**EXTRACTED MATERIAL:**
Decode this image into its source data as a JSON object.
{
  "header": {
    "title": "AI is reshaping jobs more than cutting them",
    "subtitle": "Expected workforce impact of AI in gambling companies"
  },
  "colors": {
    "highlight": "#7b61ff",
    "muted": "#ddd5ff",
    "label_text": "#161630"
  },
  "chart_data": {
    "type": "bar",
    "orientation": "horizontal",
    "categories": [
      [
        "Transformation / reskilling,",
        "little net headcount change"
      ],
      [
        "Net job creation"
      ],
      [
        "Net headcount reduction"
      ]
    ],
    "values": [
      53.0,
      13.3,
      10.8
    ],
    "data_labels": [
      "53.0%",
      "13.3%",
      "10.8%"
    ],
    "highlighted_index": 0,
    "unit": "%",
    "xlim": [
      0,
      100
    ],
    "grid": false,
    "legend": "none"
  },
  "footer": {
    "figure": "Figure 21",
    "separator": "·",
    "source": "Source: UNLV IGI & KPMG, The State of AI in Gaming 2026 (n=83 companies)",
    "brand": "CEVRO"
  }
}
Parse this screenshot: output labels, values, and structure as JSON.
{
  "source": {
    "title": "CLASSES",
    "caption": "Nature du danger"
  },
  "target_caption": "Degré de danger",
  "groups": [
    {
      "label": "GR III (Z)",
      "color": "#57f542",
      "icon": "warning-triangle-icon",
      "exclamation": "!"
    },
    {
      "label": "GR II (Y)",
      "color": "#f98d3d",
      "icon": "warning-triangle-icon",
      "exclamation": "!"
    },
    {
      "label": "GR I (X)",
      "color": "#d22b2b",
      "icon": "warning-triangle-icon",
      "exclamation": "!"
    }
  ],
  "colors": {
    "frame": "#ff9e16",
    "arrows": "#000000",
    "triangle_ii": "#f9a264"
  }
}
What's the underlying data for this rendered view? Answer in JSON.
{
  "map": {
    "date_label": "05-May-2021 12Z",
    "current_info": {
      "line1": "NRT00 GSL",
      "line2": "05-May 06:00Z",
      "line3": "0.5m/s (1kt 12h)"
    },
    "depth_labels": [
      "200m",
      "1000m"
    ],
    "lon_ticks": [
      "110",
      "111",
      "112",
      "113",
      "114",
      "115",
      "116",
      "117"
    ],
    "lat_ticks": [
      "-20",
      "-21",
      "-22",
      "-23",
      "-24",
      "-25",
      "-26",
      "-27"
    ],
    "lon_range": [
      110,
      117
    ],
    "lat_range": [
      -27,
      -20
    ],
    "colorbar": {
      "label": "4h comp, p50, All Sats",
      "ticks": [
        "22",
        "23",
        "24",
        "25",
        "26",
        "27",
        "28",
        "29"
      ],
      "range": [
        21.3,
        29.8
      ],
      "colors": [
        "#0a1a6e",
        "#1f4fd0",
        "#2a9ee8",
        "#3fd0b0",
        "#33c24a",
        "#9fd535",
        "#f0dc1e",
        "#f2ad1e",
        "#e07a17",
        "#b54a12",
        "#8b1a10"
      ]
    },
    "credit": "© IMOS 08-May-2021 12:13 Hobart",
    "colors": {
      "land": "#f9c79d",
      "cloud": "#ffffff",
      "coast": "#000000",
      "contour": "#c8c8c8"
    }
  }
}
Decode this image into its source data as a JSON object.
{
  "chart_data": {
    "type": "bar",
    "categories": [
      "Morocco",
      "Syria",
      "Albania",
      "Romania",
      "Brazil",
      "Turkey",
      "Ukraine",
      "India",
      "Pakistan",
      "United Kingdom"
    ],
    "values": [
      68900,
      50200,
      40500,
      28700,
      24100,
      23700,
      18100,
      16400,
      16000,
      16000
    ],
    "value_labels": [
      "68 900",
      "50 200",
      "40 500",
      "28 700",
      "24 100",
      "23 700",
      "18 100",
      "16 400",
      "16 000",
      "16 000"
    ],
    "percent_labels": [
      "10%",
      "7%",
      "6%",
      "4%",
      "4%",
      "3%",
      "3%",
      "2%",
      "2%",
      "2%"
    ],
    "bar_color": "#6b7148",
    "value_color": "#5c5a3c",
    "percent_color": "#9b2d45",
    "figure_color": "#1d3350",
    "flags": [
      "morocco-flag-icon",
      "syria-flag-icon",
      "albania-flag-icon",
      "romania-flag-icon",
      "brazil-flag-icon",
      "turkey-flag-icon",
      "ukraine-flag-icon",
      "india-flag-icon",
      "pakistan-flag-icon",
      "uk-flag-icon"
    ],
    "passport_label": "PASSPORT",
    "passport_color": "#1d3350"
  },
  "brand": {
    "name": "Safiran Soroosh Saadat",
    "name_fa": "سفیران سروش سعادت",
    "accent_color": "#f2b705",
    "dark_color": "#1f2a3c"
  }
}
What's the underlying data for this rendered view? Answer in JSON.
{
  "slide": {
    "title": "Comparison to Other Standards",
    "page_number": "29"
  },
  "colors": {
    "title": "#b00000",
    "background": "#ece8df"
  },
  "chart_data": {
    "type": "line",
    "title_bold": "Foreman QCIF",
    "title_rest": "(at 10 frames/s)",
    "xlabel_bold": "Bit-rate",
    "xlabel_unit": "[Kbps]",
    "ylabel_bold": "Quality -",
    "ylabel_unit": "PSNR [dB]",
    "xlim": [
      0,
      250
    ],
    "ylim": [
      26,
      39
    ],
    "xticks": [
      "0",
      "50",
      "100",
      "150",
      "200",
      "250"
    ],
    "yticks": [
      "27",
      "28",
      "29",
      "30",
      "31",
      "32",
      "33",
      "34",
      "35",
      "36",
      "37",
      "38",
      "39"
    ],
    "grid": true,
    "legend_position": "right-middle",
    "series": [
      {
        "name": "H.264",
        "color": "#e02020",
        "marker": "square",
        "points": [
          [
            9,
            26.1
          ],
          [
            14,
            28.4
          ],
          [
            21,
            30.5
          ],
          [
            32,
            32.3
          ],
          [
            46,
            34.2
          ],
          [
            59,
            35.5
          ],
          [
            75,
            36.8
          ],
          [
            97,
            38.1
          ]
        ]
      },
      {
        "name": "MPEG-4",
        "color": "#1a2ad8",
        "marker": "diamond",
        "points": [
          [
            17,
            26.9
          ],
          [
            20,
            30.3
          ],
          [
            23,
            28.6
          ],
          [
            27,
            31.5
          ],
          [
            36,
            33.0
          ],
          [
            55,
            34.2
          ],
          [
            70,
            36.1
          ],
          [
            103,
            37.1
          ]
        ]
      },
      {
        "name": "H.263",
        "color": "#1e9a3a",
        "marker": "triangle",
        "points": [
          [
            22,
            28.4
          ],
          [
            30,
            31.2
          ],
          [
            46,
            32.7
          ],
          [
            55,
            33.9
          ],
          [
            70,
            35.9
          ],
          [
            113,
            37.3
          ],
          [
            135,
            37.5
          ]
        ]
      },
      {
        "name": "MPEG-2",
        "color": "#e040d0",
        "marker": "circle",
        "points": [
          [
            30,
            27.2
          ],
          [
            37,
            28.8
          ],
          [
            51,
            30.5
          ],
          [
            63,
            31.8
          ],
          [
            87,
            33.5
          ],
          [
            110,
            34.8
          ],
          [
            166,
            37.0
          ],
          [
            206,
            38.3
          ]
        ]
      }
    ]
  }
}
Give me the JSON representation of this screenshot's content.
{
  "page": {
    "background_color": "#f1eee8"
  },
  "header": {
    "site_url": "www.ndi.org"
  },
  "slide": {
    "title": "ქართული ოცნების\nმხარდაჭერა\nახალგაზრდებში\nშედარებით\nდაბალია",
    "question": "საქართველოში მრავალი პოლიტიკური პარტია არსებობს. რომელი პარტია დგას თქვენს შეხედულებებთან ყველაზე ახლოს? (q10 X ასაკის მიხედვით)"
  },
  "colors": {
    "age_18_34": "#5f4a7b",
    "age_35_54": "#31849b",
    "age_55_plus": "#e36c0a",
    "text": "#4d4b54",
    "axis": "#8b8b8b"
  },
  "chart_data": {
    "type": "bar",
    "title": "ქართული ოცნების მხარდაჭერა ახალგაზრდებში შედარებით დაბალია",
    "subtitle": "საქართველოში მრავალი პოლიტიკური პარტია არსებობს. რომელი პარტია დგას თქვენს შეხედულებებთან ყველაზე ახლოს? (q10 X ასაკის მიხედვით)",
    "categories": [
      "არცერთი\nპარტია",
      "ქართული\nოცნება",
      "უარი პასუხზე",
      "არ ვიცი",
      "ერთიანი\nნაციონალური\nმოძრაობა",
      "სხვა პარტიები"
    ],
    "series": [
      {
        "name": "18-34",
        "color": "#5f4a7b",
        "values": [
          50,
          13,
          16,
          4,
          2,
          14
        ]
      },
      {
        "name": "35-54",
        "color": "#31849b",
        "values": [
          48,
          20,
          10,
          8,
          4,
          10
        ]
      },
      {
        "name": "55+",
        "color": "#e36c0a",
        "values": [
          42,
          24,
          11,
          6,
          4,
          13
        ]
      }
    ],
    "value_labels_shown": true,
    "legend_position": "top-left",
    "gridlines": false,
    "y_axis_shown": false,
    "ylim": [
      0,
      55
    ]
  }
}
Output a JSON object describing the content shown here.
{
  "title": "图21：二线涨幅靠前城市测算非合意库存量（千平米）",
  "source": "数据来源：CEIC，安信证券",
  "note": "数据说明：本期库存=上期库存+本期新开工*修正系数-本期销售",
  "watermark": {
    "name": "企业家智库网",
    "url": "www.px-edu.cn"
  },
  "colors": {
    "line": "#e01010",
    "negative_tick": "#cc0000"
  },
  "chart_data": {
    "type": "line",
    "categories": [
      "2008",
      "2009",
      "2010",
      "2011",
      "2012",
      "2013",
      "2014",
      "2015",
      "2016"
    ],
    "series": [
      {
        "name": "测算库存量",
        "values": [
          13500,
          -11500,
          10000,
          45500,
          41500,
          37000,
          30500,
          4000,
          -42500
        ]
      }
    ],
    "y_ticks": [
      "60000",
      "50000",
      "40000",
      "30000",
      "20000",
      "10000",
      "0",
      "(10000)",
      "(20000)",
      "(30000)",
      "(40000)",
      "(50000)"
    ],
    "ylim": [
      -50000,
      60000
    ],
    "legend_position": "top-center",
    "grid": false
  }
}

**AIM:**
Copy every line from the records above that contains the word "screenshot".

**COMPLETE OUTPUT:**
Parse this screenshot: output labels, values, and structure as JSON.
Give me the JSON representation of this screenshot's content.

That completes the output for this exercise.